**SHORT EXERCISE**
Do not copy the pictures; transcribe all other material exactly.

+++

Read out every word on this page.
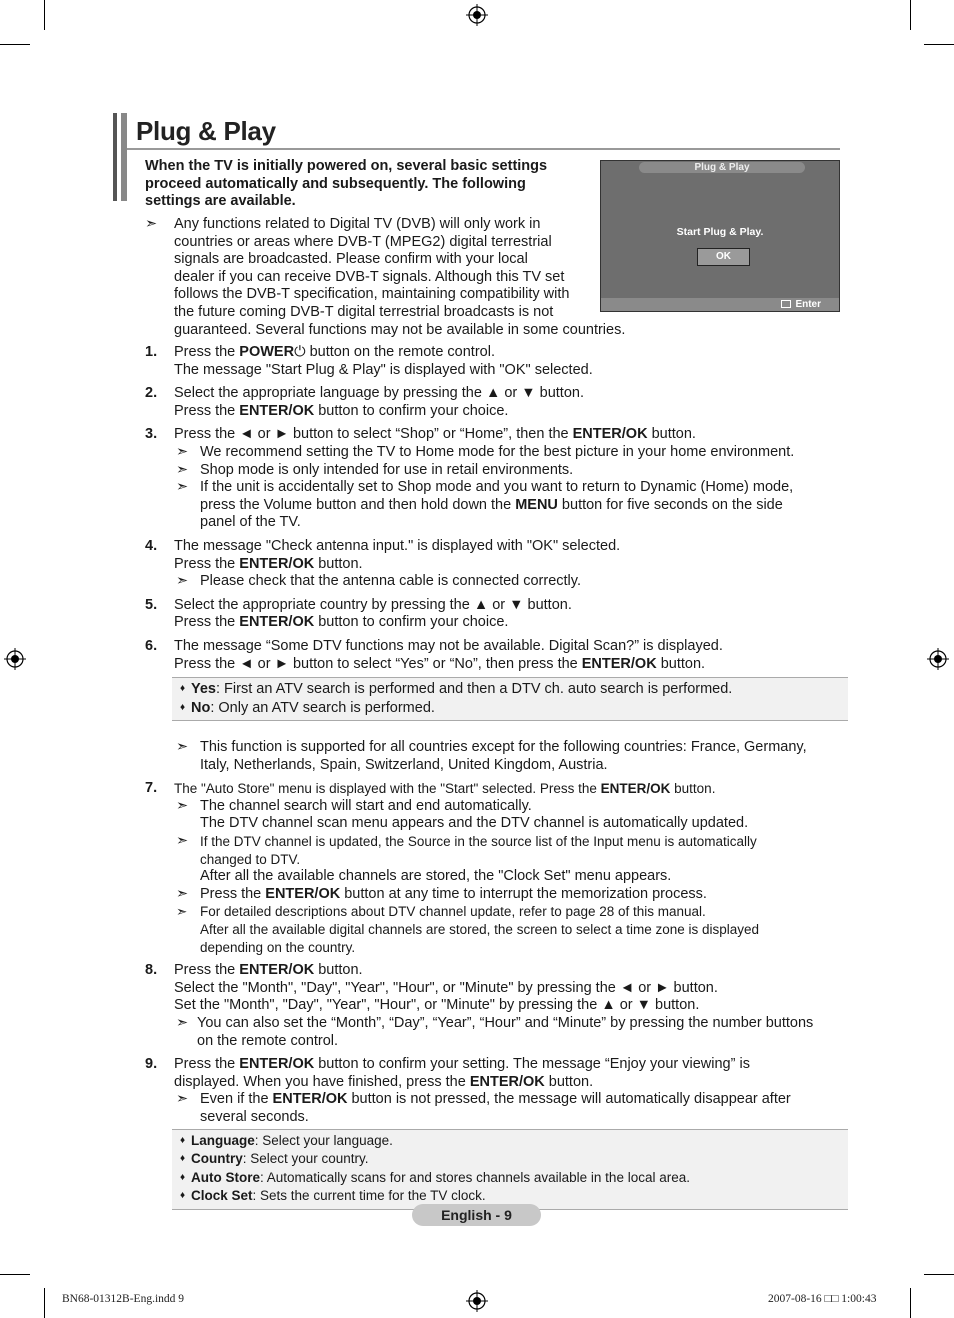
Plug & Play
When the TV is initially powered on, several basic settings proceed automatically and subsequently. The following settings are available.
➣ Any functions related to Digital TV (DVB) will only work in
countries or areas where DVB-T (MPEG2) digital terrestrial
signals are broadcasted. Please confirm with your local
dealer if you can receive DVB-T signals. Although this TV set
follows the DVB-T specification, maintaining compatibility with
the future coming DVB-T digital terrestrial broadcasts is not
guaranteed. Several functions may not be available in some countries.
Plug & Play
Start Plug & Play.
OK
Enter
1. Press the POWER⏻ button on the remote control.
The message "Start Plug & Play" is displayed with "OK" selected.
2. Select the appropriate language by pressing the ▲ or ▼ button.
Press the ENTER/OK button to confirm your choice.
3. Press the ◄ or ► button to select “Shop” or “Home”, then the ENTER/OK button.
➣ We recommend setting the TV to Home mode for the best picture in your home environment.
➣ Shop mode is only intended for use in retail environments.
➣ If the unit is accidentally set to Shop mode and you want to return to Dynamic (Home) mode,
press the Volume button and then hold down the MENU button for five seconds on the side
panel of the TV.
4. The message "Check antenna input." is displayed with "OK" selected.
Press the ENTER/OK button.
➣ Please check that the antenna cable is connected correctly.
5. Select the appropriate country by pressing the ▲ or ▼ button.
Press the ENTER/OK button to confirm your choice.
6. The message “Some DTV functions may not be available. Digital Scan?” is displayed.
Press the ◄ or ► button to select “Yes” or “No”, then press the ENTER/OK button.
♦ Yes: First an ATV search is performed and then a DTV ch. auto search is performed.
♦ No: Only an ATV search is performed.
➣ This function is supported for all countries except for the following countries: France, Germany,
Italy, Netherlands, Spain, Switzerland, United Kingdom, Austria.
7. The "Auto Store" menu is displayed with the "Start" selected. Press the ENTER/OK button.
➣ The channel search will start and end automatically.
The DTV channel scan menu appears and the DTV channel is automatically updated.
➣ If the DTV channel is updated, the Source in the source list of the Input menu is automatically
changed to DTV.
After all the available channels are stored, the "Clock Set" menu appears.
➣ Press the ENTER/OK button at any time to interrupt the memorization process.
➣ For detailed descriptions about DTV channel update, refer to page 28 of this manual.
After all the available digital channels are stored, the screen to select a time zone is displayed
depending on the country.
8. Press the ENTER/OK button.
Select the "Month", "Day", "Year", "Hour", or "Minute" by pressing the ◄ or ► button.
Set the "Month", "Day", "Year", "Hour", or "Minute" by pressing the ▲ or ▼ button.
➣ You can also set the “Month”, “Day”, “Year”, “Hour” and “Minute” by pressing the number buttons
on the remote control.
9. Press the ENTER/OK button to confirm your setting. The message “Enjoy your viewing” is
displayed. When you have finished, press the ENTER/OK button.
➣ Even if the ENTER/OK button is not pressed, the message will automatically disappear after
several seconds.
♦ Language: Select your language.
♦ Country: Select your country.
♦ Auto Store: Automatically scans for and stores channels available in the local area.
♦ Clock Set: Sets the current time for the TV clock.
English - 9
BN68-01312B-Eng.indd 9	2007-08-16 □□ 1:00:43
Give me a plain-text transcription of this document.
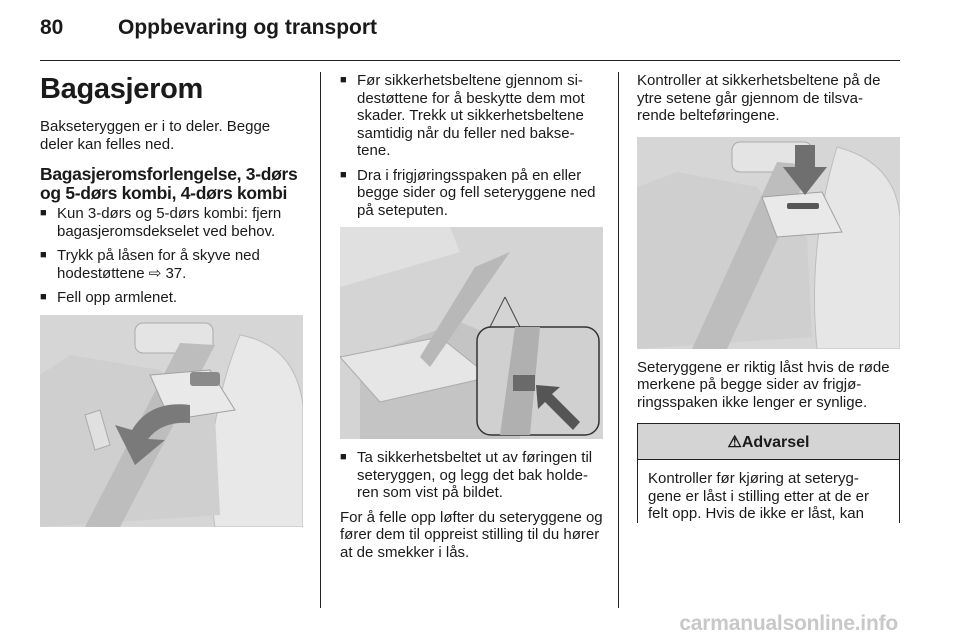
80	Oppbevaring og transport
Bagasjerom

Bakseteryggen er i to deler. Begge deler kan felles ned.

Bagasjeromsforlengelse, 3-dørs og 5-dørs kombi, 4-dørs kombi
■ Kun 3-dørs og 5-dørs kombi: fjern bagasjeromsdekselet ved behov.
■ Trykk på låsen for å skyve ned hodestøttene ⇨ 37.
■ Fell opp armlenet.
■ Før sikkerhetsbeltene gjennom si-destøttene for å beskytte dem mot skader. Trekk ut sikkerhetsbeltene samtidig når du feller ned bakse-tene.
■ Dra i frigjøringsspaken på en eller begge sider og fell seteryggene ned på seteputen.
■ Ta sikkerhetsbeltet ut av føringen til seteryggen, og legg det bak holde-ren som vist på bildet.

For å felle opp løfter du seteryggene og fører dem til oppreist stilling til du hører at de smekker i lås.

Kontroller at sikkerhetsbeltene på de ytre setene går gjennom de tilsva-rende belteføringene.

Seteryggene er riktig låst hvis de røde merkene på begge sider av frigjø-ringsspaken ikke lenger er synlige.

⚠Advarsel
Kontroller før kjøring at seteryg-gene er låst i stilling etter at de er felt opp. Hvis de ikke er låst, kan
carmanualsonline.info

+++

**COMPLETE OUTPUT**
Read out every word on this page.
Plug & Play
When the TV is initially powered on, several basic settings proceed automatically and subsequently. The following settings are available.
➣ Any functions related to Digital TV (DVB) will only work in
countries or areas where DVB-T (MPEG2) digital terrestrial
signals are broadcasted. Please confirm with your local
dealer if you can receive DVB-T signals. Although this TV set
follows the DVB-T specification, maintaining compatibility with
the future coming DVB-T digital terrestrial broadcasts is not
guaranteed. Several functions may not be available in some countries.
Plug & Play
Start Plug & Play.
OK
Enter
1. Press the POWER⏻ button on the remote control.
The message "Start Plug & Play" is displayed with "OK" selected.
2. Select the appropriate language by pressing the ▲ or ▼ button.
Press the ENTER/OK button to confirm your choice.
3. Press the ◄ or ► button to select “Shop” or “Home”, then the ENTER/OK button.
➣ We recommend setting the TV to Home mode for the best picture in your home environment.
➣ Shop mode is only intended for use in retail environments.
➣ If the unit is accidentally set to Shop mode and you want to return to Dynamic (Home) mode,
press the Volume button and then hold down the MENU button for five seconds on the side
panel of the TV.
4. The message "Check antenna input." is displayed with "OK" selected.
Press the ENTER/OK button.
➣ Please check that the antenna cable is connected correctly.
5. Select the appropriate country by pressing the ▲ or ▼ button.
Press the ENTER/OK button to confirm your choice.
6. The message “Some DTV functions may not be available. Digital Scan?” is displayed.
Press the ◄ or ► button to select “Yes” or “No”, then press the ENTER/OK button.
♦ Yes: First an ATV search is performed and then a DTV ch. auto search is performed.
♦ No: Only an ATV search is performed.
➣ This function is supported for all countries except for the following countries: France, Germany,
Italy, Netherlands, Spain, Switzerland, United Kingdom, Austria.
7. The "Auto Store" menu is displayed with the "Start" selected. Press the ENTER/OK button.
➣ The channel search will start and end automatically.
The DTV channel scan menu appears and the DTV channel is automatically updated.
➣ If the DTV channel is updated, the Source in the source list of the Input menu is automatically
changed to DTV.
After all the available channels are stored, the "Clock Set" menu appears.
➣ Press the ENTER/OK button at any time to interrupt the memorization process.
➣ For detailed descriptions about DTV channel update, refer to page 28 of this manual.
After all the available digital channels are stored, the screen to select a time zone is displayed
depending on the country.
8. Press the ENTER/OK button.
Select the "Month", "Day", "Year", "Hour", or "Minute" by pressing the ◄ or ► button.
Set the "Month", "Day", "Year", "Hour", or "Minute" by pressing the ▲ or ▼ button.
➣ You can also set the “Month”, “Day”, “Year”, “Hour” and “Minute” by pressing the number buttons
on the remote control.
9. Press the ENTER/OK button to confirm your setting. The message “Enjoy your viewing” is
displayed. When you have finished, press the ENTER/OK button.
➣ Even if the ENTER/OK button is not pressed, the message will automatically disappear after
several seconds.
♦ Language: Select your language.
♦ Country: Select your country.
♦ Auto Store: Automatically scans for and stores channels available in the local area.
♦ Clock Set: Sets the current time for the TV clock.
English - 9
BN68-01312B-Eng.indd 9	2007-08-16 □□ 1:00:43
Give me a plain-text transcription of this document.
80	Oppbevaring og transport
Bagasjerom

Bakseteryggen er i to deler. Begge deler kan felles ned.

Bagasjeromsforlengelse, 3-dørs og 5-dørs kombi, 4-dørs kombi
■ Kun 3-dørs og 5-dørs kombi: fjern bagasjeromsdekselet ved behov.
■ Trykk på låsen for å skyve ned hodestøttene ⇨ 37.
■ Fell opp armlenet.
■ Før sikkerhetsbeltene gjennom si-destøttene for å beskytte dem mot skader. Trekk ut sikkerhetsbeltene samtidig når du feller ned bakse-tene.
■ Dra i frigjøringsspaken på en eller begge sider og fell seteryggene ned på seteputen.
■ Ta sikkerhetsbeltet ut av føringen til seteryggen, og legg det bak holde-ren som vist på bildet.

For å felle opp løfter du seteryggene og fører dem til oppreist stilling til du hører at de smekker i lås.

Kontroller at sikkerhetsbeltene på de ytre setene går gjennom de tilsva-rende belteføringene.

Seteryggene er riktig låst hvis de røde merkene på begge sider av frigjø-ringsspaken ikke lenger er synlige.

⚠Advarsel
Kontroller før kjøring at seteryg-gene er låst i stilling etter at de er felt opp. Hvis de ikke er låst, kan
carmanualsonline.info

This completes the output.